**WHAT YOU NEED TO DO:**
Find the lines of data that contain the string "схемы", then list them.

•••••

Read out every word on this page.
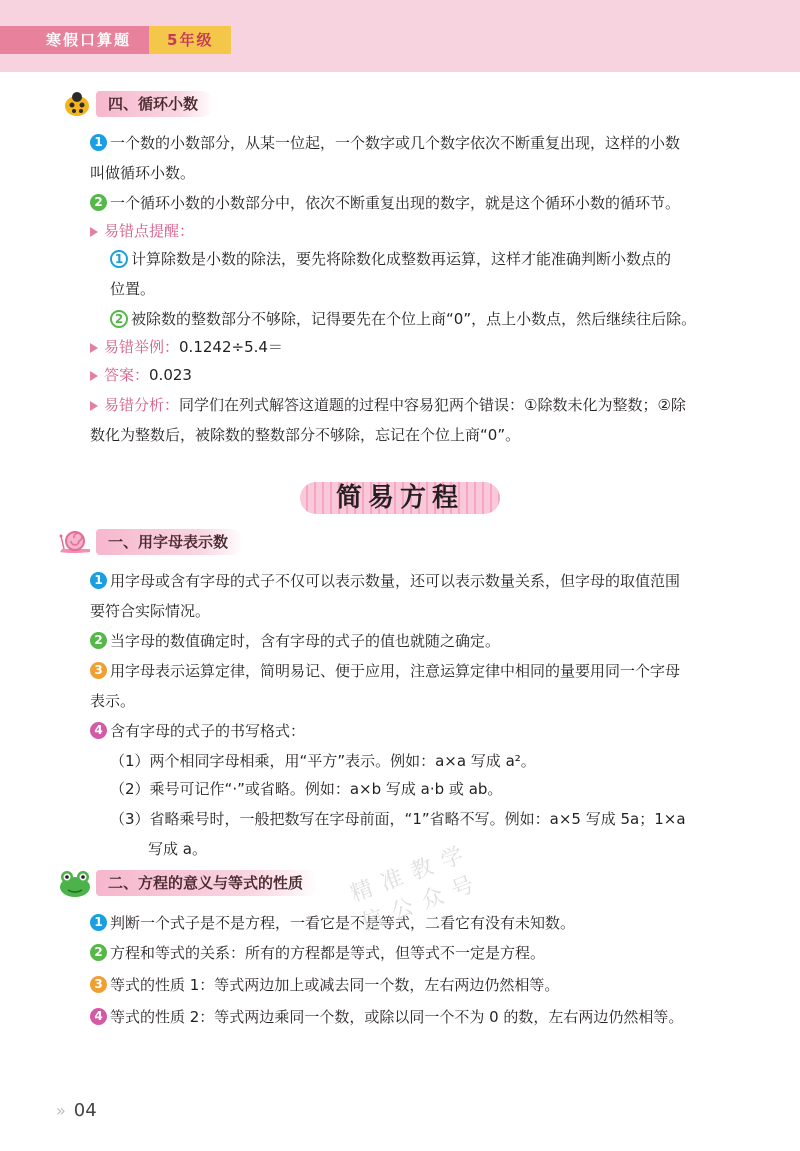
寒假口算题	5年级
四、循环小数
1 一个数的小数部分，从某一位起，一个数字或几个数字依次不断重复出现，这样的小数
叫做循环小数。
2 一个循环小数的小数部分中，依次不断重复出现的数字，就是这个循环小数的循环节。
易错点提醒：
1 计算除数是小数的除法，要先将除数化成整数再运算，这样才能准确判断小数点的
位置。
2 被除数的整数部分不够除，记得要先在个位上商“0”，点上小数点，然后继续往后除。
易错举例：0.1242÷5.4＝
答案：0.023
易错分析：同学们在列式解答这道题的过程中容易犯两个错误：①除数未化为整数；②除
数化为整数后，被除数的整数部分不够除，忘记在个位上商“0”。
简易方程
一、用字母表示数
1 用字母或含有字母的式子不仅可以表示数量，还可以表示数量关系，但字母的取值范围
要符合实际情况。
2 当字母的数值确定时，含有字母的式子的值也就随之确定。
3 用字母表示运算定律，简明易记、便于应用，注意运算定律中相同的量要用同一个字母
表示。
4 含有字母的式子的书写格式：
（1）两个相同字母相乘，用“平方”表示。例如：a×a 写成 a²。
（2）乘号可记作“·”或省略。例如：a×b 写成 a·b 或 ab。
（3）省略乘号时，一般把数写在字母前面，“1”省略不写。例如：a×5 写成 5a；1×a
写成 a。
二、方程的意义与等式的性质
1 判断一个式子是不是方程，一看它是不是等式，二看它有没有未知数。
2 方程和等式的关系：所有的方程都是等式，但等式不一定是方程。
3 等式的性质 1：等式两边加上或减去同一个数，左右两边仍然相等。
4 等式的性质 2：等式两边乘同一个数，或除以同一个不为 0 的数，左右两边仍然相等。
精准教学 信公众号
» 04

•••••

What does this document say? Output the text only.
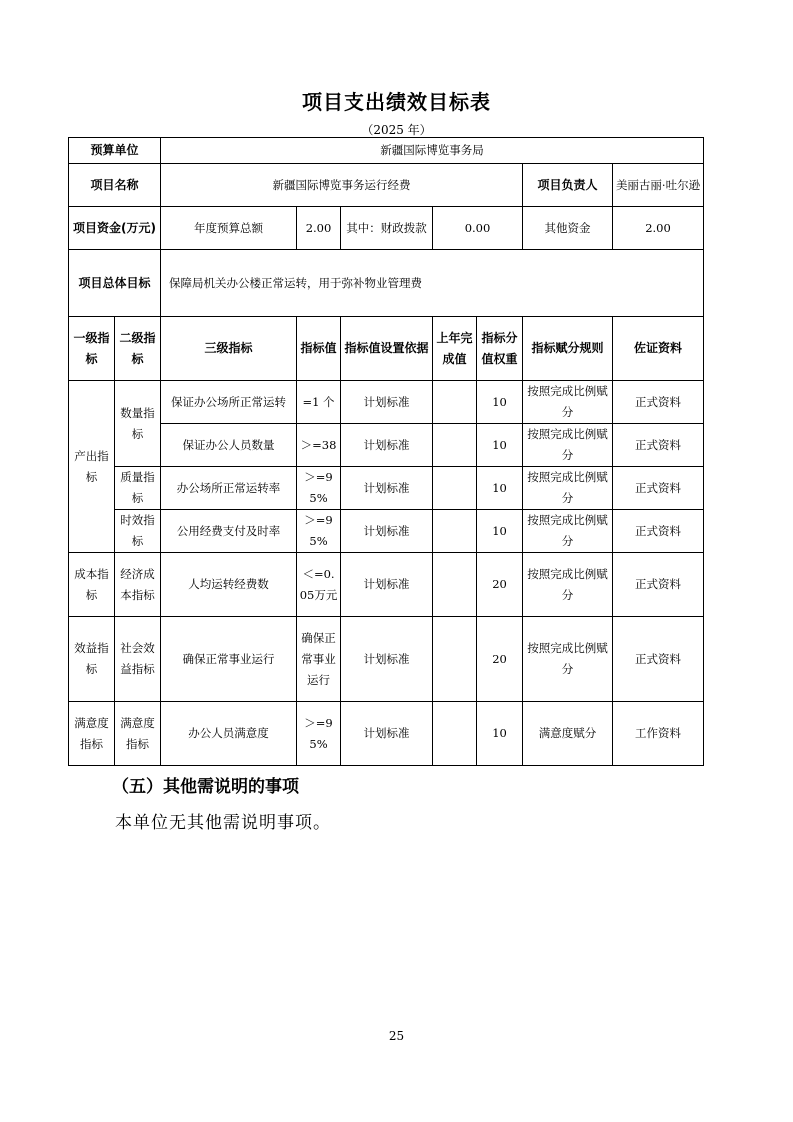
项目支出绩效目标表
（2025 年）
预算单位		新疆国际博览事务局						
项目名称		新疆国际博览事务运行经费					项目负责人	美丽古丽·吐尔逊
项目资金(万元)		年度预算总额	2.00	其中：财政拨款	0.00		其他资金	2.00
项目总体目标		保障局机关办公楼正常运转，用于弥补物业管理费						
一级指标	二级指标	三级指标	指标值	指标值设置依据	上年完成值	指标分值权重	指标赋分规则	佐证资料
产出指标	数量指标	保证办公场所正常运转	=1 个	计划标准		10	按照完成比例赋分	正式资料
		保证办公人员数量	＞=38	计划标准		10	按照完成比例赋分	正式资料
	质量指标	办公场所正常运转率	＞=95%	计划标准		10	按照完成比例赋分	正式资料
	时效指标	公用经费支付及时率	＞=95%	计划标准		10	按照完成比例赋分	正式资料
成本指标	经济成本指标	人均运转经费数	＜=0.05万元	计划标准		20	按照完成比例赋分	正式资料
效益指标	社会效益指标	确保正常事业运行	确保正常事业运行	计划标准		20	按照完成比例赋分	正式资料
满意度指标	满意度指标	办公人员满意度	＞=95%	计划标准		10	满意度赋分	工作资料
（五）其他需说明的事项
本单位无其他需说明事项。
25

•••••

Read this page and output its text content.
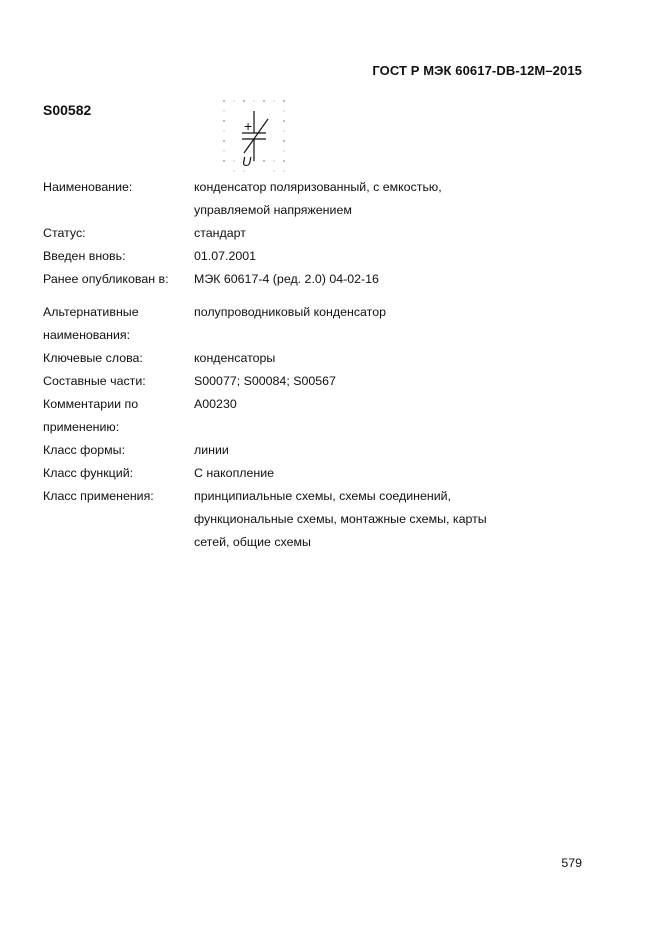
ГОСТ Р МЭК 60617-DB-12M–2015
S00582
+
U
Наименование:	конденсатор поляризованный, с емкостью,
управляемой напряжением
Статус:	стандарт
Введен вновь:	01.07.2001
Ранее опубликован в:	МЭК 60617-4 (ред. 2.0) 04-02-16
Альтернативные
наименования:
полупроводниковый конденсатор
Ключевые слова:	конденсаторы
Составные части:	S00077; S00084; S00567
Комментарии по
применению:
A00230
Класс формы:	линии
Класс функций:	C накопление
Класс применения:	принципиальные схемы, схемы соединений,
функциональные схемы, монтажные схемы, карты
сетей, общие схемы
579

•••••

**ANSWER:**
Класс применения:	принципиальные схемы, схемы соединений,
функциональные схемы, монтажные схемы, карты
сетей, общие схемы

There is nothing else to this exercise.